Work out the number of lines containing "gifts". Answer with nothing but that number.

# ITEMS start

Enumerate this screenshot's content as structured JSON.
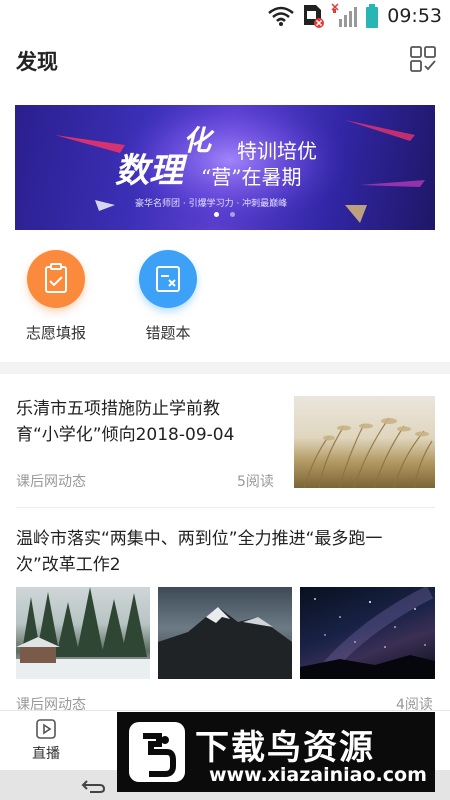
{
  "status_bar": {
    "time": "09:53"
  },
  "header": {
    "title": "发现",
    "scan_icon": "scan-icon"
  },
  "banner": {
    "headline_a": "数理",
    "headline_b": "化",
    "headline_c": "特训培优",
    "headline_d": "“营”在暑期",
    "tagline": "豪华名师团 · 引爆学习力 · 冲刺最巅峰",
    "dot_count": 2,
    "active_dot": 0
  },
  "quick_entries": [
    {
      "label": "志愿填报",
      "icon": "clipboard-check-icon",
      "color": "#fb8a3c"
    },
    {
      "label": "错题本",
      "icon": "wrong-question-book-icon",
      "color": "#3da2f7"
    }
  ],
  "articles": [
    {
      "title_line1": "乐清市五项措施防止学前教",
      "title_line2": "育“小学化”倾向2018-09-04",
      "source": "课后网动态",
      "reads": "5阅读"
    },
    {
      "title_line1": "温岭市落实“两集中、两到位”全力推进“最多跑一",
      "title_line2": "次”改革工作2",
      "source": "课后网动态",
      "reads": "4阅读"
    }
  ],
  "tab_bar": {
    "live_label": "直播"
  },
  "watermark": {
    "title": "下载鸟资源",
    "url": "www.xiazainiao.com"
  },
  "colors": {
    "orange": "#fb8a3c",
    "blue": "#3da2f7",
    "banner_purple": "#3b2fb6"
  }
}
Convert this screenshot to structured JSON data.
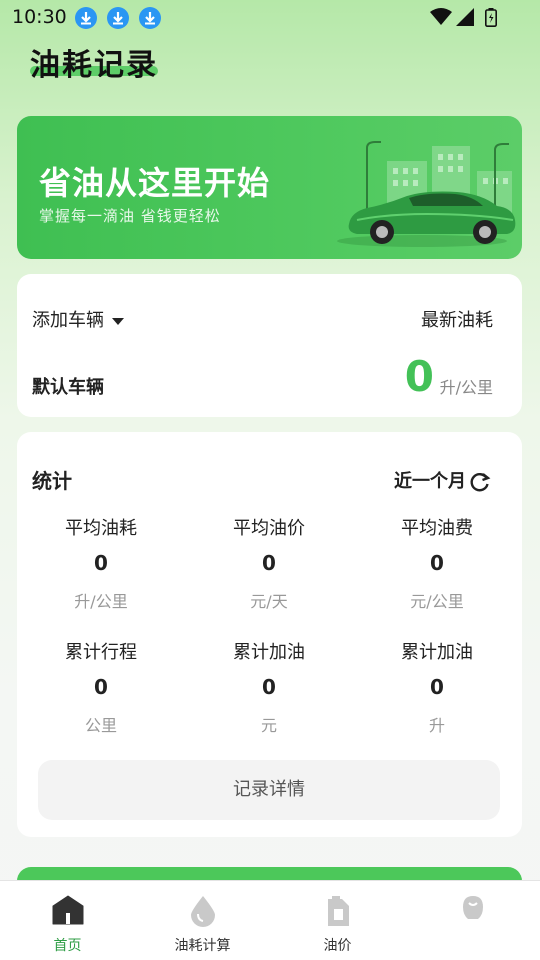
{
  "status_bar": {
    "time": "10:30"
  },
  "header": {
    "title": "油耗记录"
  },
  "banner": {
    "headline": "省油从这里开始",
    "subtitle": "掌握每一滴油  省钱更轻松"
  },
  "vehicle": {
    "add_label": "添加车辆",
    "latest_label": "最新油耗",
    "default_vehicle": "默认车辆",
    "latest_value": "0",
    "latest_unit": "升/公里"
  },
  "stats": {
    "title": "统计",
    "period": "近一个月",
    "items": [
      {
        "label": "平均油耗",
        "value": "0",
        "unit": "升/公里"
      },
      {
        "label": "平均油价",
        "value": "0",
        "unit": "元/天"
      },
      {
        "label": "平均油费",
        "value": "0",
        "unit": "元/公里"
      },
      {
        "label": "累计行程",
        "value": "0",
        "unit": "公里"
      },
      {
        "label": "累计加油",
        "value": "0",
        "unit": "元"
      },
      {
        "label": "累计加油",
        "value": "0",
        "unit": "升"
      }
    ],
    "detail_button": "记录详情"
  },
  "nav": {
    "items": [
      {
        "label": "首页",
        "icon": "home-icon",
        "active": true
      },
      {
        "label": "油耗计算",
        "icon": "oil-drop-icon",
        "active": false
      },
      {
        "label": "油价",
        "icon": "fuel-can-icon",
        "active": false
      },
      {
        "label": "",
        "icon": "profile-icon",
        "active": false
      }
    ]
  },
  "colors": {
    "accent": "#43c157",
    "nav_active": "#2f9d46",
    "banner": "#4cc85a"
  }
}
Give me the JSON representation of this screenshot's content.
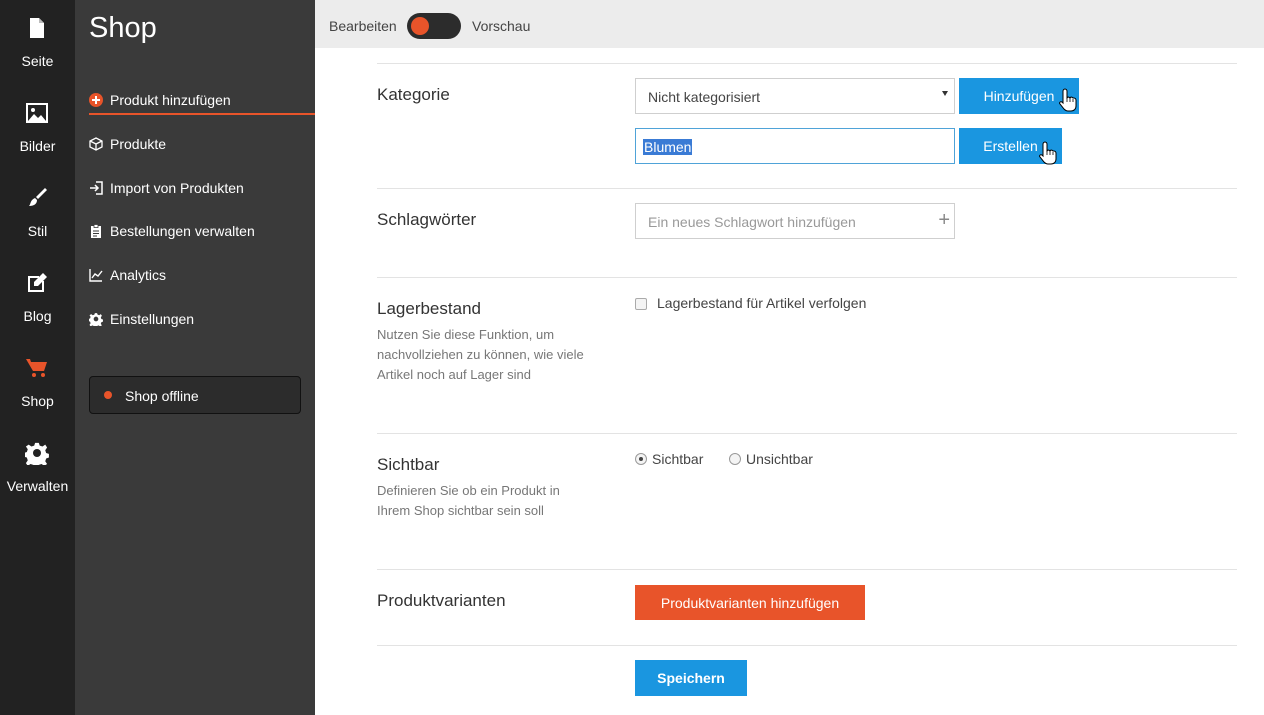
{
  "rail": {
    "items": [
      {
        "label": "Seite",
        "icon": "page-icon"
      },
      {
        "label": "Bilder",
        "icon": "image-icon"
      },
      {
        "label": "Stil",
        "icon": "brush-icon"
      },
      {
        "label": "Blog",
        "icon": "edit-icon"
      },
      {
        "label": "Shop",
        "icon": "cart-icon"
      },
      {
        "label": "Verwalten",
        "icon": "gear-icon"
      }
    ],
    "active": "Shop"
  },
  "sidebar": {
    "title": "Shop",
    "items": [
      {
        "label": "Produkt hinzufügen",
        "icon": "plus-circle-icon"
      },
      {
        "label": "Produkte",
        "icon": "box-icon"
      },
      {
        "label": "Import von Produkten",
        "icon": "import-icon"
      },
      {
        "label": "Bestellungen verwalten",
        "icon": "clipboard-icon"
      },
      {
        "label": "Analytics",
        "icon": "chart-icon"
      },
      {
        "label": "Einstellungen",
        "icon": "gear-icon"
      }
    ],
    "status_label": "Shop offline"
  },
  "topbar": {
    "edit_label": "Bearbeiten",
    "preview_label": "Vorschau"
  },
  "form": {
    "category": {
      "title": "Kategorie",
      "select_value": "Nicht kategorisiert",
      "add_button": "Hinzufügen",
      "new_value": "Blumen",
      "create_button": "Erstellen"
    },
    "tags": {
      "title": "Schlagwörter",
      "placeholder": "Ein neues Schlagwort hinzufügen"
    },
    "stock": {
      "title": "Lagerbestand",
      "description": "Nutzen Sie diese Funktion, um nachvollziehen zu können, wie viele Artikel noch auf Lager sind",
      "checkbox_label": "Lagerbestand für Artikel verfolgen"
    },
    "visibility": {
      "title": "Sichtbar",
      "description": "Definieren Sie ob ein Produkt in Ihrem Shop sichtbar sein soll",
      "option_visible": "Sichtbar",
      "option_hidden": "Unsichtbar",
      "selected": "Sichtbar"
    },
    "variants": {
      "title": "Produktvarianten",
      "button": "Produktvarianten hinzufügen"
    },
    "save_button": "Speichern"
  },
  "colors": {
    "accent_orange": "#e8542a",
    "accent_blue": "#1a96e0"
  }
}
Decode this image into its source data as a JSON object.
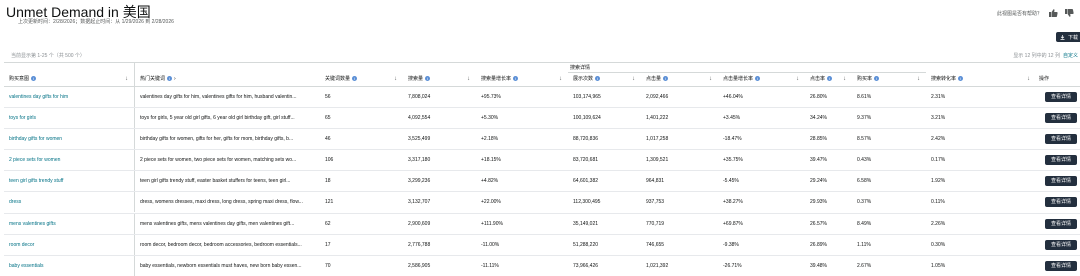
{
  "page": {
    "title": "Unmet Demand in 美国",
    "subtitle": "上次更新时间：2/28/2026；数据起止时间：从 1/29/2026 到 2/28/2026",
    "feedback_text": "此视图是否有帮助？",
    "thumbs_up_icon": "thumbs-up-icon",
    "thumbs_down_icon": "thumbs-down-icon",
    "download_label": "下载",
    "download_icon": "download-icon",
    "showing_left": "当前显示第 1-25 个（共 500 个）",
    "showing_right": "显示 12 列中的 12 列",
    "customize_label": "自定义"
  },
  "table": {
    "group_header": "搜索详情",
    "headers": {
      "keyword": "购买意图",
      "related": "热门关键词",
      "count": "关键词数量",
      "search_volume": "搜索量",
      "search_growth": "搜索量增长率",
      "impressions": "展示次数",
      "clicks": "点击量",
      "click_growth": "点击量增长率",
      "ctr": "点击率",
      "add_to_cart": "购买率",
      "conversion": "搜索转化率",
      "action": "操作"
    },
    "detail_label": "查看详情",
    "rows": [
      {
        "keyword": "valentines day gifts for him",
        "related": "valentines day gifts for him, valentines gifts for him, husband valentin...",
        "count": "56",
        "search_volume": "7,808,024",
        "search_growth": "+95.73%",
        "impressions": "103,174,965",
        "clicks": "2,092,466",
        "click_growth": "+46.04%",
        "ctr": "26.80%",
        "add_to_cart": "8.61%",
        "conversion": "2.31%"
      },
      {
        "keyword": "toys for girls",
        "related": "toys for girls, 5 year old girl gifts, 6 year old girl birthday gift, girl stuff...",
        "count": "65",
        "search_volume": "4,092,554",
        "search_growth": "+5.30%",
        "impressions": "100,109,624",
        "clicks": "1,401,222",
        "click_growth": "+3.45%",
        "ctr": "34.24%",
        "add_to_cart": "9.37%",
        "conversion": "3.21%"
      },
      {
        "keyword": "birthday gifts for women",
        "related": "birthday gifts for women, gifts for her, gifts for mom, birthday gifts, b...",
        "count": "46",
        "search_volume": "3,525,499",
        "search_growth": "+2.18%",
        "impressions": "88,720,836",
        "clicks": "1,017,258",
        "click_growth": "-18.47%",
        "ctr": "28.85%",
        "add_to_cart": "8.57%",
        "conversion": "2.42%"
      },
      {
        "keyword": "2 piece sets for women",
        "related": "2 piece sets for women, two piece sets for women, matching sets wo...",
        "count": "106",
        "search_volume": "3,317,180",
        "search_growth": "+18.15%",
        "impressions": "83,720,681",
        "clicks": "1,309,521",
        "click_growth": "+35.75%",
        "ctr": "39.47%",
        "add_to_cart": "0.43%",
        "conversion": "0.17%"
      },
      {
        "keyword": "teen girl gifts trendy stuff",
        "related": "teen girl gifts trendy stuff, easter basket stuffers for teens, teen girl...",
        "count": "18",
        "search_volume": "3,299,236",
        "search_growth": "+4.82%",
        "impressions": "64,601,382",
        "clicks": "964,831",
        "click_growth": "-5.45%",
        "ctr": "29.24%",
        "add_to_cart": "6.58%",
        "conversion": "1.92%"
      },
      {
        "keyword": "dress",
        "related": "dress, womens dresses, maxi dress, long dress, spring maxi dress, flow...",
        "count": "121",
        "search_volume": "3,132,707",
        "search_growth": "+22.00%",
        "impressions": "112,300,495",
        "clicks": "937,753",
        "click_growth": "+38.27%",
        "ctr": "29.93%",
        "add_to_cart": "0.37%",
        "conversion": "0.11%"
      },
      {
        "keyword": "mens valentines gifts",
        "related": "mens valentines gifts, mens valentines day gifts, men valentines gift...",
        "count": "62",
        "search_volume": "2,900,609",
        "search_growth": "+111.90%",
        "impressions": "35,149,021",
        "clicks": "770,719",
        "click_growth": "+69.87%",
        "ctr": "26.57%",
        "add_to_cart": "8.49%",
        "conversion": "2.26%"
      },
      {
        "keyword": "room decor",
        "related": "room decor, bedroom decor, bedroom accessories, bedroom essentials...",
        "count": "17",
        "search_volume": "2,776,788",
        "search_growth": "-11.00%",
        "impressions": "51,288,220",
        "clicks": "746,655",
        "click_growth": "-9.38%",
        "ctr": "26.89%",
        "add_to_cart": "1.11%",
        "conversion": "0.30%"
      },
      {
        "keyword": "baby essentials",
        "related": "baby essentials, newborn essentials must haves, new born baby essen...",
        "count": "70",
        "search_volume": "2,586,905",
        "search_growth": "-11.11%",
        "impressions": "73,966,426",
        "clicks": "1,021,392",
        "click_growth": "-26.71%",
        "ctr": "39.48%",
        "add_to_cart": "2.67%",
        "conversion": "1.05%"
      }
    ]
  }
}
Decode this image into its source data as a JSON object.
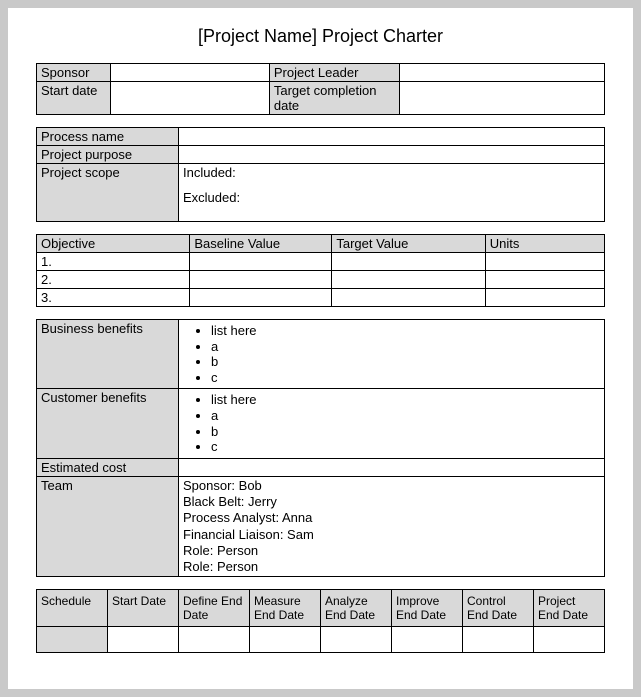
{
  "title": "[Project Name] Project Charter",
  "header": {
    "sponsor_label": "Sponsor",
    "sponsor_value": "",
    "leader_label": "Project Leader",
    "leader_value": "",
    "start_label": "Start date",
    "start_value": "",
    "target_label": "Target completion date",
    "target_value": ""
  },
  "process": {
    "name_label": "Process name",
    "name_value": "",
    "purpose_label": "Project purpose",
    "purpose_value": "",
    "scope_label": "Project scope",
    "included_label": "Included:",
    "excluded_label": "Excluded:"
  },
  "objectives": {
    "col1": "Objective",
    "col2": "Baseline Value",
    "col3": "Target Value",
    "col4": "Units",
    "rows": [
      {
        "n": "1.",
        "baseline": "",
        "target": "",
        "units": ""
      },
      {
        "n": "2.",
        "baseline": "",
        "target": "",
        "units": ""
      },
      {
        "n": "3.",
        "baseline": "",
        "target": "",
        "units": ""
      }
    ]
  },
  "benefits": {
    "business_label": "Business benefits",
    "customer_label": "Customer benefits",
    "business_items": [
      "list here",
      "a",
      "b",
      "c"
    ],
    "customer_items": [
      "list here",
      "a",
      "b",
      "c"
    ],
    "cost_label": "Estimated cost",
    "cost_value": "",
    "team_label": "Team",
    "team_lines": [
      "Sponsor: Bob",
      "Black Belt: Jerry",
      "Process Analyst: Anna",
      "Financial Liaison: Sam",
      "Role: Person",
      "Role: Person"
    ]
  },
  "schedule": {
    "cols": [
      "Schedule",
      "Start Date",
      "Define End Date",
      "Measure End Date",
      "Analyze End Date",
      "Improve End Date",
      "Control End Date",
      "Project End Date"
    ]
  }
}
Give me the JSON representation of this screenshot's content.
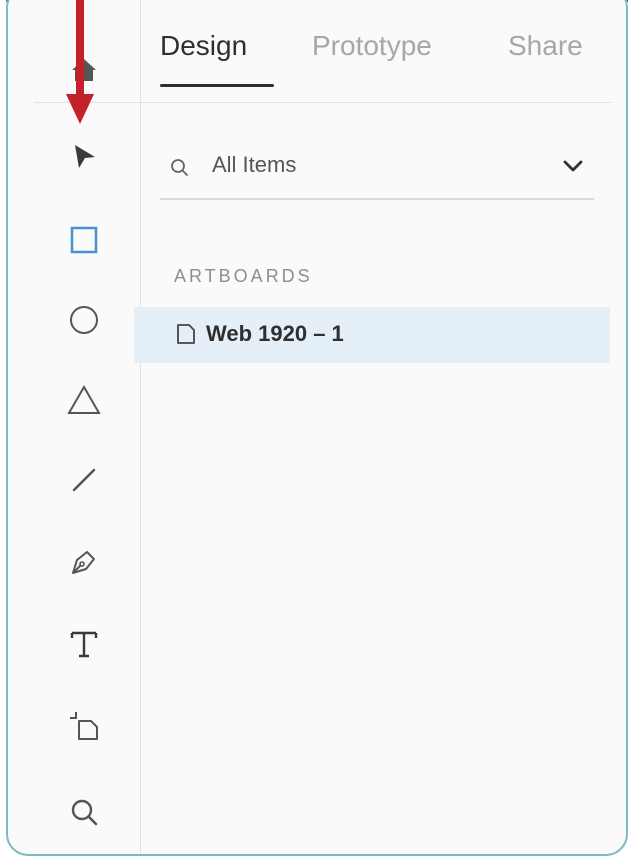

# ITEMS end

### WRITTEN REPLY
9